=== Provided records ===
■ ■ ■

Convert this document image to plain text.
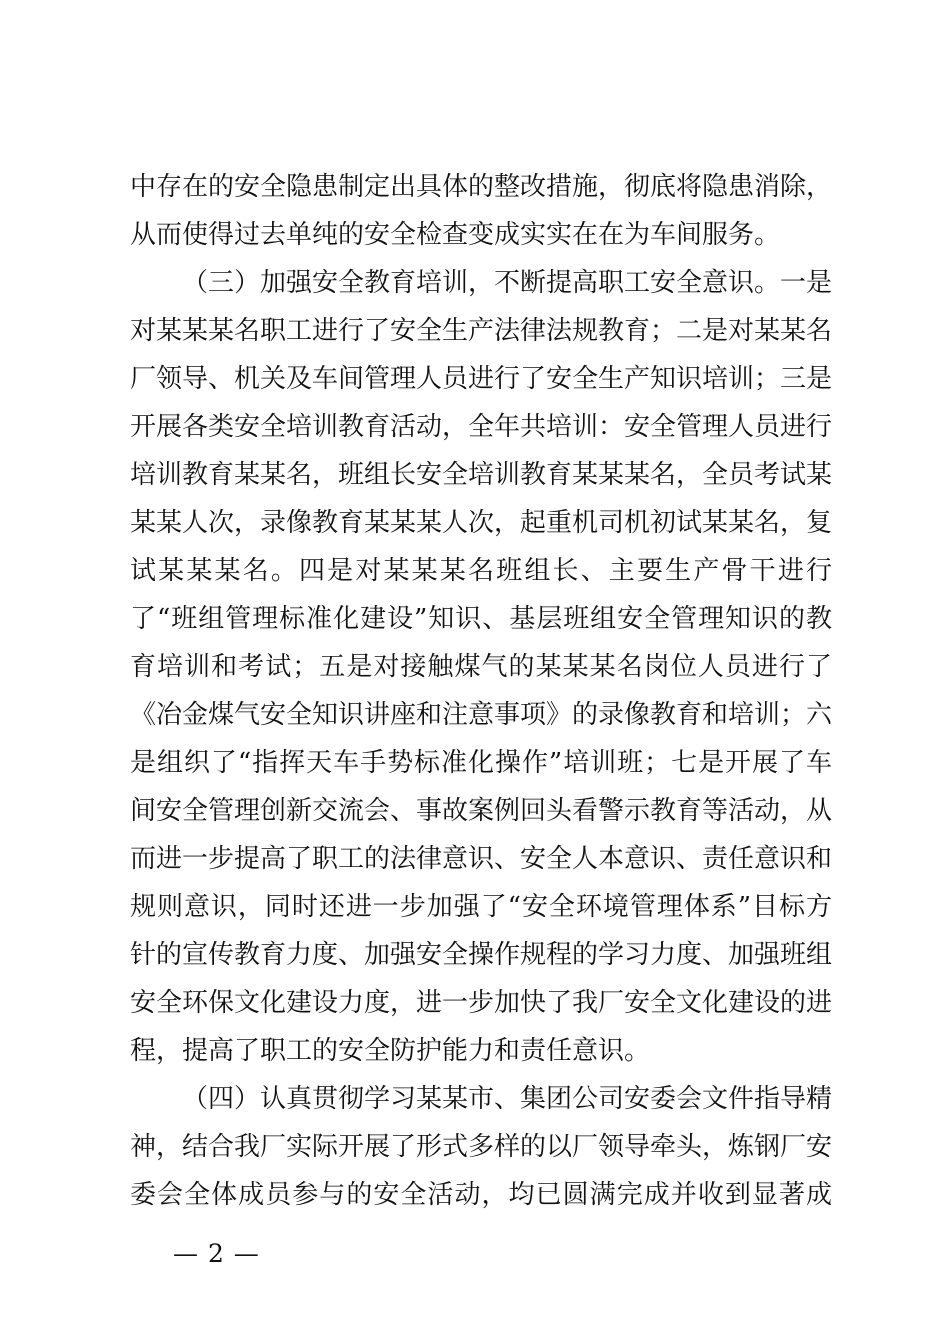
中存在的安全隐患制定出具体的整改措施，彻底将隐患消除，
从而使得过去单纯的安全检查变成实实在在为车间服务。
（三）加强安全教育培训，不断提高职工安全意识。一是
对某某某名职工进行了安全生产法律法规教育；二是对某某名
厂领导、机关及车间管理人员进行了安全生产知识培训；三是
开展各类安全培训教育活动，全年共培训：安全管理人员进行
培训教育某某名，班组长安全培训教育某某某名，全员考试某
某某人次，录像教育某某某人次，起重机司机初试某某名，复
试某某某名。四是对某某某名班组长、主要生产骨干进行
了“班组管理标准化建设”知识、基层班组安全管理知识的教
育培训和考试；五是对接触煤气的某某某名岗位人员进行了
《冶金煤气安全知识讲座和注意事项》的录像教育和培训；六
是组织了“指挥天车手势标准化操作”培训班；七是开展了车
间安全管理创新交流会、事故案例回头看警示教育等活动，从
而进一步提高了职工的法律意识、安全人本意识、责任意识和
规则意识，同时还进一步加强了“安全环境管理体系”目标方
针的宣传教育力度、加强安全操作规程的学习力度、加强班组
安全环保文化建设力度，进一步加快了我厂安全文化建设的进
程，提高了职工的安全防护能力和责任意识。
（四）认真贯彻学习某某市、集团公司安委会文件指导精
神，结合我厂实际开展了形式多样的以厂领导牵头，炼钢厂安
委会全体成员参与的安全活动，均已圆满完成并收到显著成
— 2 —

■ ■ ■

=== Work to do ===
Pictures are excluded; repeat every record exactly.

=== Reply ===
Convert this document image to plain text.
中存在的安全隐患制定出具体的整改措施，彻底将隐患消除，
从而使得过去单纯的安全检查变成实实在在为车间服务。
（三）加强安全教育培训，不断提高职工安全意识。一是
对某某某名职工进行了安全生产法律法规教育；二是对某某名
厂领导、机关及车间管理人员进行了安全生产知识培训；三是
开展各类安全培训教育活动，全年共培训：安全管理人员进行
培训教育某某名，班组长安全培训教育某某某名，全员考试某
某某人次，录像教育某某某人次，起重机司机初试某某名，复
试某某某名。四是对某某某名班组长、主要生产骨干进行
了“班组管理标准化建设”知识、基层班组安全管理知识的教
育培训和考试；五是对接触煤气的某某某名岗位人员进行了
《冶金煤气安全知识讲座和注意事项》的录像教育和培训；六
是组织了“指挥天车手势标准化操作”培训班；七是开展了车
间安全管理创新交流会、事故案例回头看警示教育等活动，从
而进一步提高了职工的法律意识、安全人本意识、责任意识和
规则意识，同时还进一步加强了“安全环境管理体系”目标方
针的宣传教育力度、加强安全操作规程的学习力度、加强班组
安全环保文化建设力度，进一步加快了我厂安全文化建设的进
程，提高了职工的安全防护能力和责任意识。
（四）认真贯彻学习某某市、集团公司安委会文件指导精
神，结合我厂实际开展了形式多样的以厂领导牵头，炼钢厂安
委会全体成员参与的安全活动，均已圆满完成并收到显著成
— 2 —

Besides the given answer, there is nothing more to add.